→ Short problem
Copy out the data below as written; omit any images.

→ Records
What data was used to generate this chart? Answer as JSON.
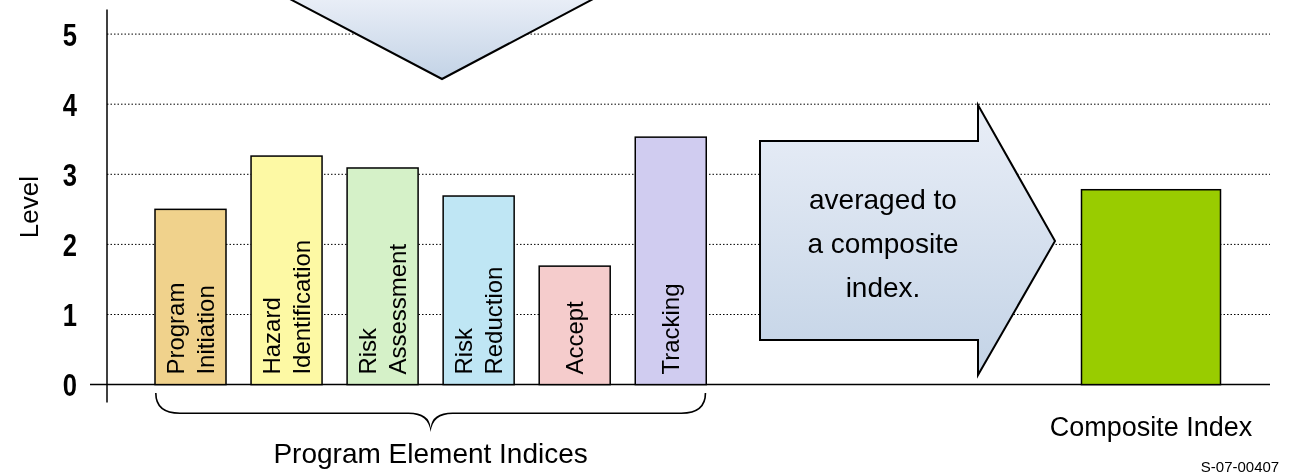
{
  "chart_data": {
    "type": "bar",
    "ylabel": "Level",
    "categories": [
      "Program Initiation",
      "Hazard Identification",
      "Risk Assessment",
      "Risk Reduction",
      "Accept",
      "Tracking",
      null,
      null,
      null,
      null,
      "Composite Index"
    ],
    "values": [
      2.5,
      3.26,
      3.09,
      2.69,
      1.69,
      3.53,
      null,
      null,
      null,
      null,
      2.78
    ],
    "colors": [
      "#f0d28c",
      "#fdf9a4",
      "#d5f1c8",
      "#bfe6f4",
      "#f5cccc",
      "#d0ccf0",
      null,
      null,
      null,
      null,
      "#99cc00"
    ],
    "ylim": [
      0,
      5.35
    ],
    "yticks": [
      0,
      1,
      2,
      3,
      4,
      5
    ],
    "grid": "y",
    "annotations": [
      "averaged to a composite index.",
      "Program Element Indices",
      "S-07-00407"
    ]
  }
}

→ Exercise output
What data was used to generate this chart? Answer as JSON.
{
  "chart_data": {
    "type": "bar",
    "ylabel": "Level",
    "categories": [
      "Program Initiation",
      "Hazard Identification",
      "Risk Assessment",
      "Risk Reduction",
      "Accept",
      "Tracking",
      null,
      null,
      null,
      null,
      "Composite Index"
    ],
    "values": [
      2.5,
      3.26,
      3.09,
      2.69,
      1.69,
      3.53,
      null,
      null,
      null,
      null,
      2.78
    ],
    "colors": [
      "#f0d28c",
      "#fdf9a4",
      "#d5f1c8",
      "#bfe6f4",
      "#f5cccc",
      "#d0ccf0",
      null,
      null,
      null,
      null,
      "#99cc00"
    ],
    "ylim": [
      0,
      5.35
    ],
    "yticks": [
      0,
      1,
      2,
      3,
      4,
      5
    ],
    "grid": "y",
    "annotations": [
      "averaged to a composite index.",
      "Program Element Indices",
      "S-07-00407"
    ]
  }
}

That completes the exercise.